== EXERCISE DETAILS ==
Return the full material exactly.

== SUPPLIED INFORMATION ==
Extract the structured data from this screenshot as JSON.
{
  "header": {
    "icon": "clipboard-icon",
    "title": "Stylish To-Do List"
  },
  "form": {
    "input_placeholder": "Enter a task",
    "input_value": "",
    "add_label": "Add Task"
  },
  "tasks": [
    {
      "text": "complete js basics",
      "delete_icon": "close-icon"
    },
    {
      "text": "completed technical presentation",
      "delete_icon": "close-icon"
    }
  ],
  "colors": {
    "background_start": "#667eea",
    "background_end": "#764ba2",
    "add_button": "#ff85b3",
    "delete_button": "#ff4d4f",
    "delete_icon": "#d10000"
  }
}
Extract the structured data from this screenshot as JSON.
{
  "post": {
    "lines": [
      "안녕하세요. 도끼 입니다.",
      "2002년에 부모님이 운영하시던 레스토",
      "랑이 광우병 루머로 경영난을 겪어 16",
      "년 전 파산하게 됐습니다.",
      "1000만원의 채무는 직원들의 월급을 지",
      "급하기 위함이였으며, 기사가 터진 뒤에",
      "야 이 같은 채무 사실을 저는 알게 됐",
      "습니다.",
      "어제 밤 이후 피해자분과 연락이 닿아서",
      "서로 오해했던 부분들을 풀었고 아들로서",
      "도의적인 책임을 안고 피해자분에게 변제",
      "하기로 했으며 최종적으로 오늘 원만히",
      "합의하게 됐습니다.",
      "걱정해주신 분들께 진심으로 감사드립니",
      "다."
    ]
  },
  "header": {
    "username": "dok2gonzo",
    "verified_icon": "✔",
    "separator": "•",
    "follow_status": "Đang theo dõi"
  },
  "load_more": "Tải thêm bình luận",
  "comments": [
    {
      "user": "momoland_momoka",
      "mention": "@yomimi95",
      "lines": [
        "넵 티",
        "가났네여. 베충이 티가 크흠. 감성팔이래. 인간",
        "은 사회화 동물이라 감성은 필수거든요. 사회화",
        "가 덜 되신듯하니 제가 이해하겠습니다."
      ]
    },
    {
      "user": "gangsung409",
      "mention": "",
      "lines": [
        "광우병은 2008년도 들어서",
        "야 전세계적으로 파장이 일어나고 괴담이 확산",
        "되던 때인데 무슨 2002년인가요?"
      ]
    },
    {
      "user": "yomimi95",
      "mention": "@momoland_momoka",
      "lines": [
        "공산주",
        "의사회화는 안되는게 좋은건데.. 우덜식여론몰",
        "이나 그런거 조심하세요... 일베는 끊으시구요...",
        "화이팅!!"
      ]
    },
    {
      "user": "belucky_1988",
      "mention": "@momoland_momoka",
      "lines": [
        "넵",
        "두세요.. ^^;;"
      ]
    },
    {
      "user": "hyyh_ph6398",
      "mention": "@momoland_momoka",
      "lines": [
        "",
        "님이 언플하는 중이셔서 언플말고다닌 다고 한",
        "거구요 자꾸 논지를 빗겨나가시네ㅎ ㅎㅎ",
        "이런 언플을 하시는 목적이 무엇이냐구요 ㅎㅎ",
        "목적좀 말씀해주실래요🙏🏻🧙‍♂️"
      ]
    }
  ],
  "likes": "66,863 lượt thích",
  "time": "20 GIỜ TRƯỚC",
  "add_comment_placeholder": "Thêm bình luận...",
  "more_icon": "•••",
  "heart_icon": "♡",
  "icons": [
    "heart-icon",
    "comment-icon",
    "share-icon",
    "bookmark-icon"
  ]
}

== RESULT FOR THIS TASK ==
Extract the structured data from this screenshot as JSON.
{
  "header": {
    "icon": "clipboard-icon",
    "title": "Stylish To-Do List"
  },
  "form": {
    "input_placeholder": "Enter a task",
    "input_value": "",
    "add_label": "Add Task"
  },
  "tasks": [
    {
      "text": "complete js basics",
      "delete_icon": "close-icon"
    },
    {
      "text": "completed technical presentation",
      "delete_icon": "close-icon"
    }
  ],
  "colors": {
    "background_start": "#667eea",
    "background_end": "#764ba2",
    "add_button": "#ff85b3",
    "delete_button": "#ff4d4f",
    "delete_icon": "#d10000"
  }
}
Extract the structured data from this screenshot as JSON.
{
  "post": {
    "lines": [
      "안녕하세요. 도끼 입니다.",
      "2002년에 부모님이 운영하시던 레스토",
      "랑이 광우병 루머로 경영난을 겪어 16",
      "년 전 파산하게 됐습니다.",
      "1000만원의 채무는 직원들의 월급을 지",
      "급하기 위함이였으며, 기사가 터진 뒤에",
      "야 이 같은 채무 사실을 저는 알게 됐",
      "습니다.",
      "어제 밤 이후 피해자분과 연락이 닿아서",
      "서로 오해했던 부분들을 풀었고 아들로서",
      "도의적인 책임을 안고 피해자분에게 변제",
      "하기로 했으며 최종적으로 오늘 원만히",
      "합의하게 됐습니다.",
      "걱정해주신 분들께 진심으로 감사드립니",
      "다."
    ]
  },
  "header": {
    "username": "dok2gonzo",
    "verified_icon": "✔",
    "separator": "•",
    "follow_status": "Đang theo dõi"
  },
  "load_more": "Tải thêm bình luận",
  "comments": [
    {
      "user": "momoland_momoka",
      "mention": "@yomimi95",
      "lines": [
        "넵 티",
        "가났네여. 베충이 티가 크흠. 감성팔이래. 인간",
        "은 사회화 동물이라 감성은 필수거든요. 사회화",
        "가 덜 되신듯하니 제가 이해하겠습니다."
      ]
    },
    {
      "user": "gangsung409",
      "mention": "",
      "lines": [
        "광우병은 2008년도 들어서",
        "야 전세계적으로 파장이 일어나고 괴담이 확산",
        "되던 때인데 무슨 2002년인가요?"
      ]
    },
    {
      "user": "yomimi95",
      "mention": "@momoland_momoka",
      "lines": [
        "공산주",
        "의사회화는 안되는게 좋은건데.. 우덜식여론몰",
        "이나 그런거 조심하세요... 일베는 끊으시구요...",
        "화이팅!!"
      ]
    },
    {
      "user": "belucky_1988",
      "mention": "@momoland_momoka",
      "lines": [
        "넵",
        "두세요.. ^^;;"
      ]
    },
    {
      "user": "hyyh_ph6398",
      "mention": "@momoland_momoka",
      "lines": [
        "",
        "님이 언플하는 중이셔서 언플말고다닌 다고 한",
        "거구요 자꾸 논지를 빗겨나가시네ㅎ ㅎㅎ",
        "이런 언플을 하시는 목적이 무엇이냐구요 ㅎㅎ",
        "목적좀 말씀해주실래요🙏🏻🧙‍♂️"
      ]
    }
  ],
  "likes": "66,863 lượt thích",
  "time": "20 GIỜ TRƯỚC",
  "add_comment_placeholder": "Thêm bình luận...",
  "more_icon": "•••",
  "heart_icon": "♡",
  "icons": [
    "heart-icon",
    "comment-icon",
    "share-icon",
    "bookmark-icon"
  ]
}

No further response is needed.